(Source data)
┏━━

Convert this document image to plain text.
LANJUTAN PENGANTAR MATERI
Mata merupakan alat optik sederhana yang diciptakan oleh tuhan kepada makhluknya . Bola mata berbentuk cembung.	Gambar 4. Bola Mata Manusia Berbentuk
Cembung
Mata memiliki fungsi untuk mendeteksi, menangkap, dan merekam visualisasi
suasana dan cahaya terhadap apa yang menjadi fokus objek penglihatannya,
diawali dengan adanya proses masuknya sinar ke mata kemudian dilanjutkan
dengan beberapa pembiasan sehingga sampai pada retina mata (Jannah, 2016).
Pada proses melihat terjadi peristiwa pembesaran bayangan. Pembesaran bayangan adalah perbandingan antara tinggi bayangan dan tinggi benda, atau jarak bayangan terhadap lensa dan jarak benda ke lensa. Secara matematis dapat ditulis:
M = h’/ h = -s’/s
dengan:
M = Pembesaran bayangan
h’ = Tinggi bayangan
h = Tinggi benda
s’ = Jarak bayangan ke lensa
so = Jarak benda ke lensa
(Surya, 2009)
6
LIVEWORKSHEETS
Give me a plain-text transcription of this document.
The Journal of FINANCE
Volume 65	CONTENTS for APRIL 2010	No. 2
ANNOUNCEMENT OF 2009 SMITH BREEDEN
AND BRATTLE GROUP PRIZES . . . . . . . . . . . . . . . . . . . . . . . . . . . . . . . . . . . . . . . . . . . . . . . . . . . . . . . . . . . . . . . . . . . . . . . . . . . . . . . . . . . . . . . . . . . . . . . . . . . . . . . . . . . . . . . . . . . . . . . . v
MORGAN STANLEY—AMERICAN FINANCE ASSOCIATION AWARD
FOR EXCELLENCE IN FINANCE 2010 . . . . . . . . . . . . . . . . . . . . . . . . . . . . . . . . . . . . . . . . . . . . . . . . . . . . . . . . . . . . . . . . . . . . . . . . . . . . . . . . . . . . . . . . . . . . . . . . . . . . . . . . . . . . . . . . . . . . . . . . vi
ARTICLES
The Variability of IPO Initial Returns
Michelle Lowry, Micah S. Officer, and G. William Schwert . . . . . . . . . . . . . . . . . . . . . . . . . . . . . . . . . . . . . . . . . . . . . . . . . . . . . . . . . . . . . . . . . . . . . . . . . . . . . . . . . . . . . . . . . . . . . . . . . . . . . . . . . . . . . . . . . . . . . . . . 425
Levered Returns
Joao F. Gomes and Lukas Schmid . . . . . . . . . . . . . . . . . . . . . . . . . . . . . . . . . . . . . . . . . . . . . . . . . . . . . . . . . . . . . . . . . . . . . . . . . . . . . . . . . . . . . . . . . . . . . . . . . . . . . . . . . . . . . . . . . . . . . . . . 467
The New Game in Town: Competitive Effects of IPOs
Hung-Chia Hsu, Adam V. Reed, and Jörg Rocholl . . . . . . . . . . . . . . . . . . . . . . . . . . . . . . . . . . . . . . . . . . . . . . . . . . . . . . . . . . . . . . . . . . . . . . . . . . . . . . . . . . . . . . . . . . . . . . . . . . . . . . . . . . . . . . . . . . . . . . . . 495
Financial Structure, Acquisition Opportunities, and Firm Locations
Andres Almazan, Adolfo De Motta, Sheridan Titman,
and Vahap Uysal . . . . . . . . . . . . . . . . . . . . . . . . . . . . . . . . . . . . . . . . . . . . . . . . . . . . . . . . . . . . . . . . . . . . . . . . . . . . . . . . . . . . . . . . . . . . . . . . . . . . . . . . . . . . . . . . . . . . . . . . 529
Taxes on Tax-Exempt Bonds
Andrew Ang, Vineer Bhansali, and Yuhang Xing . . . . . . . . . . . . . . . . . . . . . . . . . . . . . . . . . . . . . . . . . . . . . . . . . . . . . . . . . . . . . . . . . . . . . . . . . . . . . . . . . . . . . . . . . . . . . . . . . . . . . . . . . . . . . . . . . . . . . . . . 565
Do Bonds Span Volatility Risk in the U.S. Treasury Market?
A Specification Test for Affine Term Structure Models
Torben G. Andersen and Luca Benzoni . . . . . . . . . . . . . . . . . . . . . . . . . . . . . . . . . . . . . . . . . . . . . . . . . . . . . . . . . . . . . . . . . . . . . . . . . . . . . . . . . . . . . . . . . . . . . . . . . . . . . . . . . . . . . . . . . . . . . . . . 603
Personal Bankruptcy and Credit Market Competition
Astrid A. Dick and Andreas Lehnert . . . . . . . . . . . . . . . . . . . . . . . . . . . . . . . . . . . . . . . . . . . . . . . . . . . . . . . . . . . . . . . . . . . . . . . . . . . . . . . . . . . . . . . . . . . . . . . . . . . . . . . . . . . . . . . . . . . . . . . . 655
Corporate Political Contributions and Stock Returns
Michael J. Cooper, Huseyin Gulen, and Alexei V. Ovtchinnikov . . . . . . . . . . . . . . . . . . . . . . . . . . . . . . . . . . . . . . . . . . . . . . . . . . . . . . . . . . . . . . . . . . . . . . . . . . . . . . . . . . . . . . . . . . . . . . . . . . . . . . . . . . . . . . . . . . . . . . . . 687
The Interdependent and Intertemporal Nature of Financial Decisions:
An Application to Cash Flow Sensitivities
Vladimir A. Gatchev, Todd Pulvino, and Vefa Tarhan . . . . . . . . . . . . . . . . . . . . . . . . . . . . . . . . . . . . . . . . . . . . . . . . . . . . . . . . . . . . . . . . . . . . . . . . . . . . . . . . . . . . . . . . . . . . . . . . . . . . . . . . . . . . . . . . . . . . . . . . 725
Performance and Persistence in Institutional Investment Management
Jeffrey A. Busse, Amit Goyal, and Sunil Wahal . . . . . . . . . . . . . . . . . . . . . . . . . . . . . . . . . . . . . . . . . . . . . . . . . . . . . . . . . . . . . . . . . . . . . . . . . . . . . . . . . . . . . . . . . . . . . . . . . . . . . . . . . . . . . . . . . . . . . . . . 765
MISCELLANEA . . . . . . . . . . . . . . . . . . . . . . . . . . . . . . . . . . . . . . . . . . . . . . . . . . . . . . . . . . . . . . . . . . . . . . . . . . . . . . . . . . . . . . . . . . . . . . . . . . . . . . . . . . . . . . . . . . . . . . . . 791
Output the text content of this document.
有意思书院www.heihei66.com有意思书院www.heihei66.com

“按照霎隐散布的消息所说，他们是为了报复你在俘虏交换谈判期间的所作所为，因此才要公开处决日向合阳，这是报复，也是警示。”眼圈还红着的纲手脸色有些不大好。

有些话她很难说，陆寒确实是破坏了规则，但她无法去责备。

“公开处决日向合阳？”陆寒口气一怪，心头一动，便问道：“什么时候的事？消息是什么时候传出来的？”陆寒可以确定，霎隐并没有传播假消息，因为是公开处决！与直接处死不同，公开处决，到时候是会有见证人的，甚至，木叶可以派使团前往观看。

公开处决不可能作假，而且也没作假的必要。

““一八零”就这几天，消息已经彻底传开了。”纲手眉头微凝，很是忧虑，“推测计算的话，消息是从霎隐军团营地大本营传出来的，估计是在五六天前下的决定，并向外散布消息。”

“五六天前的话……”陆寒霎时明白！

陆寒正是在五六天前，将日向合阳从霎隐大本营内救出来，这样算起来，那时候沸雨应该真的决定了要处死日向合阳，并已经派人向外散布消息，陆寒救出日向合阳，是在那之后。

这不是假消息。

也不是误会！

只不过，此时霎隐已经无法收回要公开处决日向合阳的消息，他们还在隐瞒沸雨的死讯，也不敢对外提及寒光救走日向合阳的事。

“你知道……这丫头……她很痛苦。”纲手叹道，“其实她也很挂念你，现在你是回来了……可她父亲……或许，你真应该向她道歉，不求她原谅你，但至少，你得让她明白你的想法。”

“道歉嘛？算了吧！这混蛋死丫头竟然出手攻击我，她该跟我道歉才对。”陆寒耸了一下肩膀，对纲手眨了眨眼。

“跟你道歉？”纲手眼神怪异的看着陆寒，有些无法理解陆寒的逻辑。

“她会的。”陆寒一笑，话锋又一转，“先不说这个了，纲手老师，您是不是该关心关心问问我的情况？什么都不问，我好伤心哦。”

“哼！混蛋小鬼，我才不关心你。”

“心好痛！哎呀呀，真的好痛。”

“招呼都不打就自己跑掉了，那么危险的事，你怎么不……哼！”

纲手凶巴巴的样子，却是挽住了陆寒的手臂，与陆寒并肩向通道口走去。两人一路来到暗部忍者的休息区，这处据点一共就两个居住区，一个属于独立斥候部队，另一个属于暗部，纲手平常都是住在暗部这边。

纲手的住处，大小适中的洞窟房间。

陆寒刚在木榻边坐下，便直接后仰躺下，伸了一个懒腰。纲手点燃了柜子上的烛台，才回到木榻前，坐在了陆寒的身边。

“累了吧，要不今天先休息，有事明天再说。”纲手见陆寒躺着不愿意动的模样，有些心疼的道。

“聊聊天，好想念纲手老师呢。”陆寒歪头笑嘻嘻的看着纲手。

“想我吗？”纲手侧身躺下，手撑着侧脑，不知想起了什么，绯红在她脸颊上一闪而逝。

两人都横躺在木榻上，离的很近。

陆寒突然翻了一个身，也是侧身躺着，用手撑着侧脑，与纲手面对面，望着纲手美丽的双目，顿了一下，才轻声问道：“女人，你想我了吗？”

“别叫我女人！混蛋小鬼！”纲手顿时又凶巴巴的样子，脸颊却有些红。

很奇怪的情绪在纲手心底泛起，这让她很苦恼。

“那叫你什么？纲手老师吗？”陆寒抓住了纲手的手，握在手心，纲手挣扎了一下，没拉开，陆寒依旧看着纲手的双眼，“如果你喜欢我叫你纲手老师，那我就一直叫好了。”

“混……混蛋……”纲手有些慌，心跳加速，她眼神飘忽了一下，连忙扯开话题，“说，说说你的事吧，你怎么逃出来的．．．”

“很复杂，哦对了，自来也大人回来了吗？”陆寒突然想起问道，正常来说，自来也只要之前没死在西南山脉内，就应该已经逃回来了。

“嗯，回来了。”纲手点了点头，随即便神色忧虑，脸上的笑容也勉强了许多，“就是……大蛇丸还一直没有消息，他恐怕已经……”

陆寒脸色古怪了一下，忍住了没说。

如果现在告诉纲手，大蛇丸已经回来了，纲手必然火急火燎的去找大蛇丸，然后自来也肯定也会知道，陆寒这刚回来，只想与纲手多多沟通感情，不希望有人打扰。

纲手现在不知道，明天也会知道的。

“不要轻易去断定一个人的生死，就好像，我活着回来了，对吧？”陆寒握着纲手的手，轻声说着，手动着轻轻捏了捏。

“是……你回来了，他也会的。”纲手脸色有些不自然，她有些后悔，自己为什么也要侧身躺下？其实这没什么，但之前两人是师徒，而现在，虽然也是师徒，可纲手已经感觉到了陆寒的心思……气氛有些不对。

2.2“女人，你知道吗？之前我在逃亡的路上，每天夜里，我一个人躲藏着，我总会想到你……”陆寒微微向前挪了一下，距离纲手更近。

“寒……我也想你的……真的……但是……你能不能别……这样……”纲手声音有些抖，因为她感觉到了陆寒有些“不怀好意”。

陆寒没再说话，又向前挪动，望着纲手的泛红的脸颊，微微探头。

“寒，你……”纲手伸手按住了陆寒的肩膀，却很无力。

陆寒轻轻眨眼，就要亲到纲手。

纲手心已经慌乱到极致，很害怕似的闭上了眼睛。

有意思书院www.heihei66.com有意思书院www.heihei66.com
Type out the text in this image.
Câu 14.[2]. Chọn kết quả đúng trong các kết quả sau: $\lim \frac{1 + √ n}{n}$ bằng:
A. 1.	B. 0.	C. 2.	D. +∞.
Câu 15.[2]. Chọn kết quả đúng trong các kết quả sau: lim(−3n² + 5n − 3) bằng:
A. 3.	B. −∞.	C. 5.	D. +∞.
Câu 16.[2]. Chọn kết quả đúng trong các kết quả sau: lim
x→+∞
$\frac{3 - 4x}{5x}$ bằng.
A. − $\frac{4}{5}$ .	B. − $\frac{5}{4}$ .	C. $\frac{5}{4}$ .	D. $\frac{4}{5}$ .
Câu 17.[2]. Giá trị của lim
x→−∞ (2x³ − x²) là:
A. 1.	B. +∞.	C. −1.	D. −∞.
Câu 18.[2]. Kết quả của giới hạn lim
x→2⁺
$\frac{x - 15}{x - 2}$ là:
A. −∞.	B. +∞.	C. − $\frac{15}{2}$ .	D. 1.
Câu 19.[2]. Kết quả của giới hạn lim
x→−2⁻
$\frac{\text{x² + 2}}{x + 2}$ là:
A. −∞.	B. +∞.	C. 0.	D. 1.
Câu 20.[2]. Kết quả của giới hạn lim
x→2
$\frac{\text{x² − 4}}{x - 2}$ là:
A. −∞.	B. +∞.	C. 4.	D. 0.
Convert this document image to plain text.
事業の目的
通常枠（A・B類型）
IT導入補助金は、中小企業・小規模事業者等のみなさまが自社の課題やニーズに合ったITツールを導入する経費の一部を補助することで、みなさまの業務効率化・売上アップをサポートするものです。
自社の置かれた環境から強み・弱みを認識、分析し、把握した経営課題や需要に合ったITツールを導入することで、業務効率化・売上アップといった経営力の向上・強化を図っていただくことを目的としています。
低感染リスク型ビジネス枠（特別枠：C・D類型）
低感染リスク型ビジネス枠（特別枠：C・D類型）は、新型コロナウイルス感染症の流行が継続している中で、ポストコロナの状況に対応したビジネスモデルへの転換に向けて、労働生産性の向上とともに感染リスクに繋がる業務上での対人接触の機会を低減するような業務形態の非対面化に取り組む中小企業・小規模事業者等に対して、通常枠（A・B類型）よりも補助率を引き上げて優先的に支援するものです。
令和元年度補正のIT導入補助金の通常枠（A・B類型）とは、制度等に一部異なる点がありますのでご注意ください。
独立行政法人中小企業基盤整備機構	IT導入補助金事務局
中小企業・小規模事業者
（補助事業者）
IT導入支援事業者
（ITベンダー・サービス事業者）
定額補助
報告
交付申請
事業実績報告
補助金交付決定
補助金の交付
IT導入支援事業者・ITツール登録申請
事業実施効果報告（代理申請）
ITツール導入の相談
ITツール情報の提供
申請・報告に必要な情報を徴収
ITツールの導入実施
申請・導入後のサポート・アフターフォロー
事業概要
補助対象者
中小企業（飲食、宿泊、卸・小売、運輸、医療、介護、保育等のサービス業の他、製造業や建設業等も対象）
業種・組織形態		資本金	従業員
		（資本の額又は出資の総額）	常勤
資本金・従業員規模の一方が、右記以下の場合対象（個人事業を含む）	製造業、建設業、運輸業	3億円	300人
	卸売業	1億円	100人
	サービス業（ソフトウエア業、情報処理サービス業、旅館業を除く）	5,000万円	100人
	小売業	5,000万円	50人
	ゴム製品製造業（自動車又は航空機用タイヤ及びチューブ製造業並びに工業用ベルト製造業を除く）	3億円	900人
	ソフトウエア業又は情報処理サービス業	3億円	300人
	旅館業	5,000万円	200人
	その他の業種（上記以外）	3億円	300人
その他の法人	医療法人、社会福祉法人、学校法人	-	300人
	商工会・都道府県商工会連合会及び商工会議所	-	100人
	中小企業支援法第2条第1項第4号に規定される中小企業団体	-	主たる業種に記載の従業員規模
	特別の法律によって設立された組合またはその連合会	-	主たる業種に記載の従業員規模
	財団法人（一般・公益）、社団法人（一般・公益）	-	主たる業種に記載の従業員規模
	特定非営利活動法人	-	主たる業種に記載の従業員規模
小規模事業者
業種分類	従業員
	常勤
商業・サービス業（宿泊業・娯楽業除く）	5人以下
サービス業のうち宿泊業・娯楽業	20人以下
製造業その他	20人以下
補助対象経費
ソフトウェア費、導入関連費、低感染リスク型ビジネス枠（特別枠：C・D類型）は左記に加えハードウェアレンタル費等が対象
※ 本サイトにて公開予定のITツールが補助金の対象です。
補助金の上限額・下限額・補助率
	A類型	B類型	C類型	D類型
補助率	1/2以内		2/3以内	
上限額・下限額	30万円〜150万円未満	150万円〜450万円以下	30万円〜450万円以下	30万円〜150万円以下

┗━━

[Instructions for the task]
Pull out each line holding the string "frac".

[Answer in full]
Câu 14.[2]. Chọn kết quả đúng trong các kết quả sau: $\lim \frac{1 + √ n}{n}$ bằng:
$\frac{3 - 4x}{5x}$ bằng.
A. − $\frac{4}{5}$ .	B. − $\frac{5}{4}$ .	C. $\frac{5}{4}$ .	D. $\frac{4}{5}$ .
$\frac{x - 15}{x - 2}$ là:
A. −∞.	B. +∞.	C. − $\frac{15}{2}$ .	D. 1.
$\frac{\text{x² + 2}}{x + 2}$ là:
$\frac{\text{x² − 4}}{x - 2}$ là:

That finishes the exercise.